=== Source data ===
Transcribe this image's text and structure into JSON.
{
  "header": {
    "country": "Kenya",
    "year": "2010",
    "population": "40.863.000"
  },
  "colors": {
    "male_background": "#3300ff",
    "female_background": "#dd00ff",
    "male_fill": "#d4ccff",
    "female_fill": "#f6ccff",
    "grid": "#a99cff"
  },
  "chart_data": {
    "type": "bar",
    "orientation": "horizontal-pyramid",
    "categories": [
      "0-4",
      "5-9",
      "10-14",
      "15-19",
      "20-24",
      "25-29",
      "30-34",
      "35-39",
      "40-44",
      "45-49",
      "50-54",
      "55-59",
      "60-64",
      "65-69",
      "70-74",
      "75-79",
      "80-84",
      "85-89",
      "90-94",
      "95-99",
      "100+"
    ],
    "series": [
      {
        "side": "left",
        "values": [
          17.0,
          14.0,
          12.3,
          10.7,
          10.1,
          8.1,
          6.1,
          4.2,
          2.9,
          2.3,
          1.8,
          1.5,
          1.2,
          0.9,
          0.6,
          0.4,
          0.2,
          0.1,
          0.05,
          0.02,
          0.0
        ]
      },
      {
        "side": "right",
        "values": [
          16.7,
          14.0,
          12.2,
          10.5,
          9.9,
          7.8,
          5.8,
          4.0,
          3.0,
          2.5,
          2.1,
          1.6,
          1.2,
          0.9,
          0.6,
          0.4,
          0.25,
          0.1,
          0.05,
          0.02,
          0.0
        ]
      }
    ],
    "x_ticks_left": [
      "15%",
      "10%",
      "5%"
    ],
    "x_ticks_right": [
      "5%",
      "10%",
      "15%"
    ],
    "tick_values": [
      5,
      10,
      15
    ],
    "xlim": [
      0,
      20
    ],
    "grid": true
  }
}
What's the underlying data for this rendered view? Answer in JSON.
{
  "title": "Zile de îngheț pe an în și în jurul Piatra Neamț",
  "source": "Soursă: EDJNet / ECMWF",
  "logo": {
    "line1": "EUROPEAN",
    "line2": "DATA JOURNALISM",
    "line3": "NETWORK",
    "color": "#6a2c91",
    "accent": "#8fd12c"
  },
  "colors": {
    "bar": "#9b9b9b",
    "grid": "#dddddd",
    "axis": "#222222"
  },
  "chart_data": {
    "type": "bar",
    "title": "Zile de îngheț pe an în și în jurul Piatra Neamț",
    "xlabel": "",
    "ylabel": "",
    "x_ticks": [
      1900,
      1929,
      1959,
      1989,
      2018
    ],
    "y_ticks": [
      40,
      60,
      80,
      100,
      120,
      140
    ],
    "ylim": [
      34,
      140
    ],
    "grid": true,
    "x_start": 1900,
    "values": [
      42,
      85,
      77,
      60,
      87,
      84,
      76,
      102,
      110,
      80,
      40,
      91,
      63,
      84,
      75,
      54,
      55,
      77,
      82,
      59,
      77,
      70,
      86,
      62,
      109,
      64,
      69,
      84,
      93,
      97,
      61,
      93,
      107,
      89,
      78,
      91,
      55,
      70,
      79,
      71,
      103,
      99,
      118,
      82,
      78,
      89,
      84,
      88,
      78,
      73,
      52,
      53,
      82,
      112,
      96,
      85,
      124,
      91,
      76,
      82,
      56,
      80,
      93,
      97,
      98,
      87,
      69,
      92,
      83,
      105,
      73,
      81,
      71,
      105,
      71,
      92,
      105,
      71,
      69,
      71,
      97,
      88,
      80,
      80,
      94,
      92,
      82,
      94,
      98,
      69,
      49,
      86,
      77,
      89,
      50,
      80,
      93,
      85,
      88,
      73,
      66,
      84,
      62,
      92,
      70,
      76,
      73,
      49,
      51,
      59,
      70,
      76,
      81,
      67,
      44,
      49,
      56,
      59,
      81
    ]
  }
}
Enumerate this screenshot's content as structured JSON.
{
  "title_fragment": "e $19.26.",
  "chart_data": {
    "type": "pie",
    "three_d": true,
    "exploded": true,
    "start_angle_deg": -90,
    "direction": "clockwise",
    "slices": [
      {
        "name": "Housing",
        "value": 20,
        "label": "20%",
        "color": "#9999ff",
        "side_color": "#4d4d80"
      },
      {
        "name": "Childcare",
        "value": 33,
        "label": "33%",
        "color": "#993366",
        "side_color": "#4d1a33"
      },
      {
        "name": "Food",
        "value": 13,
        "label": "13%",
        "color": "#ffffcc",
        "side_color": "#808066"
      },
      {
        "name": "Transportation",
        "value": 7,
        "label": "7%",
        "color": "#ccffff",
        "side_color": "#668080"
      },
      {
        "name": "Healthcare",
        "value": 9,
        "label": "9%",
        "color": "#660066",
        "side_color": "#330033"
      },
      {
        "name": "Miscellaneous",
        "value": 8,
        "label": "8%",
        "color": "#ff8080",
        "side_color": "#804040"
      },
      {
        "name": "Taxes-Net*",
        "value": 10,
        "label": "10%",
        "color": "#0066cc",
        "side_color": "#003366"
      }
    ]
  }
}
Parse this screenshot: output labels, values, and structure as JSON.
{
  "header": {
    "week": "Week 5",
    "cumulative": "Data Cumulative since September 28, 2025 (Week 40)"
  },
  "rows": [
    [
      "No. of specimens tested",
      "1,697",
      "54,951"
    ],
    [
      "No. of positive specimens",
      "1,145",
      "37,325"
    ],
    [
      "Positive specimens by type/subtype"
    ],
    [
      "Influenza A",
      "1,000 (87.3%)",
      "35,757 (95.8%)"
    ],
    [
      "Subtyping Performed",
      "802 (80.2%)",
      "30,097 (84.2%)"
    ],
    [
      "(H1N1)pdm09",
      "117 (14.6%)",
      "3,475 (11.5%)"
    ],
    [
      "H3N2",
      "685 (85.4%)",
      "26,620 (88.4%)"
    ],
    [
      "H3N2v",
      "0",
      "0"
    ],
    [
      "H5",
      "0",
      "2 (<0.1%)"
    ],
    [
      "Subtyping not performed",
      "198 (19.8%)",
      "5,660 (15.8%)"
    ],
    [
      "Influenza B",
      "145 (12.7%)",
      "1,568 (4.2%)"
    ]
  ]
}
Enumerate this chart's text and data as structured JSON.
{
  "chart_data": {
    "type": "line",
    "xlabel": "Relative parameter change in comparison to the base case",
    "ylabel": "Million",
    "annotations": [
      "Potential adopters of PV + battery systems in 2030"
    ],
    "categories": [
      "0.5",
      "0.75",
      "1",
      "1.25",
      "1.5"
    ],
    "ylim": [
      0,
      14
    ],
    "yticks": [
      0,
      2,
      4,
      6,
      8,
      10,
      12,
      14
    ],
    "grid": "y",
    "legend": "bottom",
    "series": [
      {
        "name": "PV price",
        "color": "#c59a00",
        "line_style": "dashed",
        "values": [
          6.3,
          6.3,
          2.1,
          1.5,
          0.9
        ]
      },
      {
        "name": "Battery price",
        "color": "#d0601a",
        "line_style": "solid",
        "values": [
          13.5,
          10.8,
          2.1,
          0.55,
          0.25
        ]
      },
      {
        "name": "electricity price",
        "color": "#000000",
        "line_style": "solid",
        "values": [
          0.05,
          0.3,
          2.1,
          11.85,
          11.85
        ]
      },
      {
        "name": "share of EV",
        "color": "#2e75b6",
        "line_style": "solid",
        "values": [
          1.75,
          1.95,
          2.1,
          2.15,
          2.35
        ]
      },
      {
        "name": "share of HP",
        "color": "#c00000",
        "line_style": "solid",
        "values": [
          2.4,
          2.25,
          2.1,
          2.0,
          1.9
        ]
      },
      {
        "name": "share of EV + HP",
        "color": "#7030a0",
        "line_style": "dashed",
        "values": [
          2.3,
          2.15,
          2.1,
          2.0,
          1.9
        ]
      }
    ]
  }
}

=== WHAT THE TASK ASKS ===
Your task is to retype all of the records exactly.

=== EXERCISE RESULT ===
Transcribe this image's text and structure into JSON.
{
  "header": {
    "country": "Kenya",
    "year": "2010",
    "population": "40.863.000"
  },
  "colors": {
    "male_background": "#3300ff",
    "female_background": "#dd00ff",
    "male_fill": "#d4ccff",
    "female_fill": "#f6ccff",
    "grid": "#a99cff"
  },
  "chart_data": {
    "type": "bar",
    "orientation": "horizontal-pyramid",
    "categories": [
      "0-4",
      "5-9",
      "10-14",
      "15-19",
      "20-24",
      "25-29",
      "30-34",
      "35-39",
      "40-44",
      "45-49",
      "50-54",
      "55-59",
      "60-64",
      "65-69",
      "70-74",
      "75-79",
      "80-84",
      "85-89",
      "90-94",
      "95-99",
      "100+"
    ],
    "series": [
      {
        "side": "left",
        "values": [
          17.0,
          14.0,
          12.3,
          10.7,
          10.1,
          8.1,
          6.1,
          4.2,
          2.9,
          2.3,
          1.8,
          1.5,
          1.2,
          0.9,
          0.6,
          0.4,
          0.2,
          0.1,
          0.05,
          0.02,
          0.0
        ]
      },
      {
        "side": "right",
        "values": [
          16.7,
          14.0,
          12.2,
          10.5,
          9.9,
          7.8,
          5.8,
          4.0,
          3.0,
          2.5,
          2.1,
          1.6,
          1.2,
          0.9,
          0.6,
          0.4,
          0.25,
          0.1,
          0.05,
          0.02,
          0.0
        ]
      }
    ],
    "x_ticks_left": [
      "15%",
      "10%",
      "5%"
    ],
    "x_ticks_right": [
      "5%",
      "10%",
      "15%"
    ],
    "tick_values": [
      5,
      10,
      15
    ],
    "xlim": [
      0,
      20
    ],
    "grid": true
  }
}
What's the underlying data for this rendered view? Answer in JSON.
{
  "title": "Zile de îngheț pe an în și în jurul Piatra Neamț",
  "source": "Soursă: EDJNet / ECMWF",
  "logo": {
    "line1": "EUROPEAN",
    "line2": "DATA JOURNALISM",
    "line3": "NETWORK",
    "color": "#6a2c91",
    "accent": "#8fd12c"
  },
  "colors": {
    "bar": "#9b9b9b",
    "grid": "#dddddd",
    "axis": "#222222"
  },
  "chart_data": {
    "type": "bar",
    "title": "Zile de îngheț pe an în și în jurul Piatra Neamț",
    "xlabel": "",
    "ylabel": "",
    "x_ticks": [
      1900,
      1929,
      1959,
      1989,
      2018
    ],
    "y_ticks": [
      40,
      60,
      80,
      100,
      120,
      140
    ],
    "ylim": [
      34,
      140
    ],
    "grid": true,
    "x_start": 1900,
    "values": [
      42,
      85,
      77,
      60,
      87,
      84,
      76,
      102,
      110,
      80,
      40,
      91,
      63,
      84,
      75,
      54,
      55,
      77,
      82,
      59,
      77,
      70,
      86,
      62,
      109,
      64,
      69,
      84,
      93,
      97,
      61,
      93,
      107,
      89,
      78,
      91,
      55,
      70,
      79,
      71,
      103,
      99,
      118,
      82,
      78,
      89,
      84,
      88,
      78,
      73,
      52,
      53,
      82,
      112,
      96,
      85,
      124,
      91,
      76,
      82,
      56,
      80,
      93,
      97,
      98,
      87,
      69,
      92,
      83,
      105,
      73,
      81,
      71,
      105,
      71,
      92,
      105,
      71,
      69,
      71,
      97,
      88,
      80,
      80,
      94,
      92,
      82,
      94,
      98,
      69,
      49,
      86,
      77,
      89,
      50,
      80,
      93,
      85,
      88,
      73,
      66,
      84,
      62,
      92,
      70,
      76,
      73,
      49,
      51,
      59,
      70,
      76,
      81,
      67,
      44,
      49,
      56,
      59,
      81
    ]
  }
}
Enumerate this screenshot's content as structured JSON.
{
  "title_fragment": "e $19.26.",
  "chart_data": {
    "type": "pie",
    "three_d": true,
    "exploded": true,
    "start_angle_deg": -90,
    "direction": "clockwise",
    "slices": [
      {
        "name": "Housing",
        "value": 20,
        "label": "20%",
        "color": "#9999ff",
        "side_color": "#4d4d80"
      },
      {
        "name": "Childcare",
        "value": 33,
        "label": "33%",
        "color": "#993366",
        "side_color": "#4d1a33"
      },
      {
        "name": "Food",
        "value": 13,
        "label": "13%",
        "color": "#ffffcc",
        "side_color": "#808066"
      },
      {
        "name": "Transportation",
        "value": 7,
        "label": "7%",
        "color": "#ccffff",
        "side_color": "#668080"
      },
      {
        "name": "Healthcare",
        "value": 9,
        "label": "9%",
        "color": "#660066",
        "side_color": "#330033"
      },
      {
        "name": "Miscellaneous",
        "value": 8,
        "label": "8%",
        "color": "#ff8080",
        "side_color": "#804040"
      },
      {
        "name": "Taxes-Net*",
        "value": 10,
        "label": "10%",
        "color": "#0066cc",
        "side_color": "#003366"
      }
    ]
  }
}
Parse this screenshot: output labels, values, and structure as JSON.
{
  "header": {
    "week": "Week 5",
    "cumulative": "Data Cumulative since September 28, 2025 (Week 40)"
  },
  "rows": [
    [
      "No. of specimens tested",
      "1,697",
      "54,951"
    ],
    [
      "No. of positive specimens",
      "1,145",
      "37,325"
    ],
    [
      "Positive specimens by type/subtype"
    ],
    [
      "Influenza A",
      "1,000 (87.3%)",
      "35,757 (95.8%)"
    ],
    [
      "Subtyping Performed",
      "802 (80.2%)",
      "30,097 (84.2%)"
    ],
    [
      "(H1N1)pdm09",
      "117 (14.6%)",
      "3,475 (11.5%)"
    ],
    [
      "H3N2",
      "685 (85.4%)",
      "26,620 (88.4%)"
    ],
    [
      "H3N2v",
      "0",
      "0"
    ],
    [
      "H5",
      "0",
      "2 (<0.1%)"
    ],
    [
      "Subtyping not performed",
      "198 (19.8%)",
      "5,660 (15.8%)"
    ],
    [
      "Influenza B",
      "145 (12.7%)",
      "1,568 (4.2%)"
    ]
  ]
}
Enumerate this chart's text and data as structured JSON.
{
  "chart_data": {
    "type": "line",
    "xlabel": "Relative parameter change in comparison to the base case",
    "ylabel": "Million",
    "annotations": [
      "Potential adopters of PV + battery systems in 2030"
    ],
    "categories": [
      "0.5",
      "0.75",
      "1",
      "1.25",
      "1.5"
    ],
    "ylim": [
      0,
      14
    ],
    "yticks": [
      0,
      2,
      4,
      6,
      8,
      10,
      12,
      14
    ],
    "grid": "y",
    "legend": "bottom",
    "series": [
      {
        "name": "PV price",
        "color": "#c59a00",
        "line_style": "dashed",
        "values": [
          6.3,
          6.3,
          2.1,
          1.5,
          0.9
        ]
      },
      {
        "name": "Battery price",
        "color": "#d0601a",
        "line_style": "solid",
        "values": [
          13.5,
          10.8,
          2.1,
          0.55,
          0.25
        ]
      },
      {
        "name": "electricity price",
        "color": "#000000",
        "line_style": "solid",
        "values": [
          0.05,
          0.3,
          2.1,
          11.85,
          11.85
        ]
      },
      {
        "name": "share of EV",
        "color": "#2e75b6",
        "line_style": "solid",
        "values": [
          1.75,
          1.95,
          2.1,
          2.15,
          2.35
        ]
      },
      {
        "name": "share of HP",
        "color": "#c00000",
        "line_style": "solid",
        "values": [
          2.4,
          2.25,
          2.1,
          2.0,
          1.9
        ]
      },
      {
        "name": "share of EV + HP",
        "color": "#7030a0",
        "line_style": "dashed",
        "values": [
          2.3,
          2.15,
          2.1,
          2.0,
          1.9
        ]
      }
    ]
  }
}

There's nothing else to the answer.